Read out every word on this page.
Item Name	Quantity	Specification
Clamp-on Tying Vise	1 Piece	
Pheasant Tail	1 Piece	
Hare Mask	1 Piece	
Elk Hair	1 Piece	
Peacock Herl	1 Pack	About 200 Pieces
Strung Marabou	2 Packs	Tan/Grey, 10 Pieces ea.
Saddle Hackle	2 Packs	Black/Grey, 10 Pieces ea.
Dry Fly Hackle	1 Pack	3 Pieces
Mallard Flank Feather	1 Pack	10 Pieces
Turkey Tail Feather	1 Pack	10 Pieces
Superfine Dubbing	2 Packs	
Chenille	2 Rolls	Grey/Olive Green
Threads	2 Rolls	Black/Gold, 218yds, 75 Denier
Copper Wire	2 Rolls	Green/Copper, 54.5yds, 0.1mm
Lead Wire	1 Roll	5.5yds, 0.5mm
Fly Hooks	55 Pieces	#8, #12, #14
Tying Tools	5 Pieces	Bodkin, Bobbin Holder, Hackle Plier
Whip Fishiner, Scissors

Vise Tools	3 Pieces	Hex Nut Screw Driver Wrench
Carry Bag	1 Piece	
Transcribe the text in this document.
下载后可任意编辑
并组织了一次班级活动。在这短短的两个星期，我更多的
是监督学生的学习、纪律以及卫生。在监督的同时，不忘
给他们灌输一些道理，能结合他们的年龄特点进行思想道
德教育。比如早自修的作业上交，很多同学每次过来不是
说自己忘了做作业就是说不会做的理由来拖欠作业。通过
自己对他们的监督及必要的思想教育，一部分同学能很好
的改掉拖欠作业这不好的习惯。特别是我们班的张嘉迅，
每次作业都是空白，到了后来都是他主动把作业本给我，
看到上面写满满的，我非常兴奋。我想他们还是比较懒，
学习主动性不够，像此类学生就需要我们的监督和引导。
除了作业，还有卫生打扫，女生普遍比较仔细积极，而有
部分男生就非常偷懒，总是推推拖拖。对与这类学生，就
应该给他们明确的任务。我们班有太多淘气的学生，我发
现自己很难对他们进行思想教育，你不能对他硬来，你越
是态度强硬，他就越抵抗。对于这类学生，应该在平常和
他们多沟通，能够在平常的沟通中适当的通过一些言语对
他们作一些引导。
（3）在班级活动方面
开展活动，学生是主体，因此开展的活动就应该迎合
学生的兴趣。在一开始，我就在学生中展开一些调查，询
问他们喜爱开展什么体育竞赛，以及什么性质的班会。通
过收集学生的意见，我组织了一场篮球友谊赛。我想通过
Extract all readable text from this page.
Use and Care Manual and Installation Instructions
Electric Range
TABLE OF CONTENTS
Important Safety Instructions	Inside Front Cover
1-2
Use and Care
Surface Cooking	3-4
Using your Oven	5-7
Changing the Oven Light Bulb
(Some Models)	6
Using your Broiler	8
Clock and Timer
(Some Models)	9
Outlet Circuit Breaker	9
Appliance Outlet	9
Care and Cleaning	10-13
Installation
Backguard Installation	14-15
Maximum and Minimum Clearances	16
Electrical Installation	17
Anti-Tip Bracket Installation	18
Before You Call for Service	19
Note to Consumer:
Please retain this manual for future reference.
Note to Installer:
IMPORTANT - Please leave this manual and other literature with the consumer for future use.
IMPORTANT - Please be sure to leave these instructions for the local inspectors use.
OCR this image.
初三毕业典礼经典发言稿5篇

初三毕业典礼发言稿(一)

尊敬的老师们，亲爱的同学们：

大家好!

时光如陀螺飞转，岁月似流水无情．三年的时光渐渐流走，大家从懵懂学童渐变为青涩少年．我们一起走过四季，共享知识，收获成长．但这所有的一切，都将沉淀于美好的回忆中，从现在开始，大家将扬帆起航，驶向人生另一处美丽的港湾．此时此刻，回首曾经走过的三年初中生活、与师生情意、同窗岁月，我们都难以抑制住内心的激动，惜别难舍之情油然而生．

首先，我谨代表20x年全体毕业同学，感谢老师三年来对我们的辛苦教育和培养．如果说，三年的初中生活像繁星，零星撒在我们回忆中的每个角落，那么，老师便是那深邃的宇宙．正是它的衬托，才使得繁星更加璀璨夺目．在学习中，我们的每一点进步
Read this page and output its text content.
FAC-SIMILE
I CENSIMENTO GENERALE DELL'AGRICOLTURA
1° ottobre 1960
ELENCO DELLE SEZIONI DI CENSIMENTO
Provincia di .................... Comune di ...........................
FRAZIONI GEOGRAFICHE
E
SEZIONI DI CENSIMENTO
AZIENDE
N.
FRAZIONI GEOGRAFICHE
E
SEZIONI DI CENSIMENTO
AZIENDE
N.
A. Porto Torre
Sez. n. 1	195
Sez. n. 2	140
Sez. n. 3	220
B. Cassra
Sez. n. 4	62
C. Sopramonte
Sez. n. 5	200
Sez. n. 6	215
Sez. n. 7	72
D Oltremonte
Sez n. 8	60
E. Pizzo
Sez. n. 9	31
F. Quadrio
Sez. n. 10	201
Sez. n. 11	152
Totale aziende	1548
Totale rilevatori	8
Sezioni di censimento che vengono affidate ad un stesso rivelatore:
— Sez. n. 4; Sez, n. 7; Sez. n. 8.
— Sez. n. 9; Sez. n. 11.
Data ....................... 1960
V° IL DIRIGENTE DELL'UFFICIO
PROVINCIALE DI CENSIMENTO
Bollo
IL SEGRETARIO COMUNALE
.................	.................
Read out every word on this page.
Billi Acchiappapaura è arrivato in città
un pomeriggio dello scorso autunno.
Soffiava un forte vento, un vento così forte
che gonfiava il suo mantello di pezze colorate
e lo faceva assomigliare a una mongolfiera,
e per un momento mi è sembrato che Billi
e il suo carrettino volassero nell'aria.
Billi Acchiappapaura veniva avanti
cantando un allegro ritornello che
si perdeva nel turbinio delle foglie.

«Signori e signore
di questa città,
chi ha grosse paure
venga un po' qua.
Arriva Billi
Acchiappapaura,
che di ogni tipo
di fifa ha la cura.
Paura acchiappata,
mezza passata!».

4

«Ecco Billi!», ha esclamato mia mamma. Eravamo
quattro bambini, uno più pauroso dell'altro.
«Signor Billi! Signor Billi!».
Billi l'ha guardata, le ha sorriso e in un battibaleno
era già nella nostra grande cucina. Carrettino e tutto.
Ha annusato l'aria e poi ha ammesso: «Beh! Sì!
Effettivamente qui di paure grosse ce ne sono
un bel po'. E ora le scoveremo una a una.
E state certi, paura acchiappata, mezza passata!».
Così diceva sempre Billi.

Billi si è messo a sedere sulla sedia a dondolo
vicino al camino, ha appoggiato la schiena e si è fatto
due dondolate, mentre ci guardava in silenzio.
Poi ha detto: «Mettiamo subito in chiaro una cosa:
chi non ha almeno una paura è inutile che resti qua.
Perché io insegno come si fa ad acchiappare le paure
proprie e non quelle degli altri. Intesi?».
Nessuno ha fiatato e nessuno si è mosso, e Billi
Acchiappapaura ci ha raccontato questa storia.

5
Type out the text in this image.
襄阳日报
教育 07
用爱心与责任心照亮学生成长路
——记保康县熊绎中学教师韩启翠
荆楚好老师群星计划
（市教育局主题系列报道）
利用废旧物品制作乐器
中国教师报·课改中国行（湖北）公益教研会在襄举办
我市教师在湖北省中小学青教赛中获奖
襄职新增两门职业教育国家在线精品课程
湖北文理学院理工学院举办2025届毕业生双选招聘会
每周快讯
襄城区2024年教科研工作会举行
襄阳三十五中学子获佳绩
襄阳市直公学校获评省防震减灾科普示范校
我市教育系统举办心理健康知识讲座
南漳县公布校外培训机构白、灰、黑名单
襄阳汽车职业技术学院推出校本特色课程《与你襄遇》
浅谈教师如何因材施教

Instructions for the task: From the material above, gather all lines that include the string "Care" and copy them.

The response:
Use and Care Manual and Installation Instructions
Use and Care
Care and Cleaning	10-13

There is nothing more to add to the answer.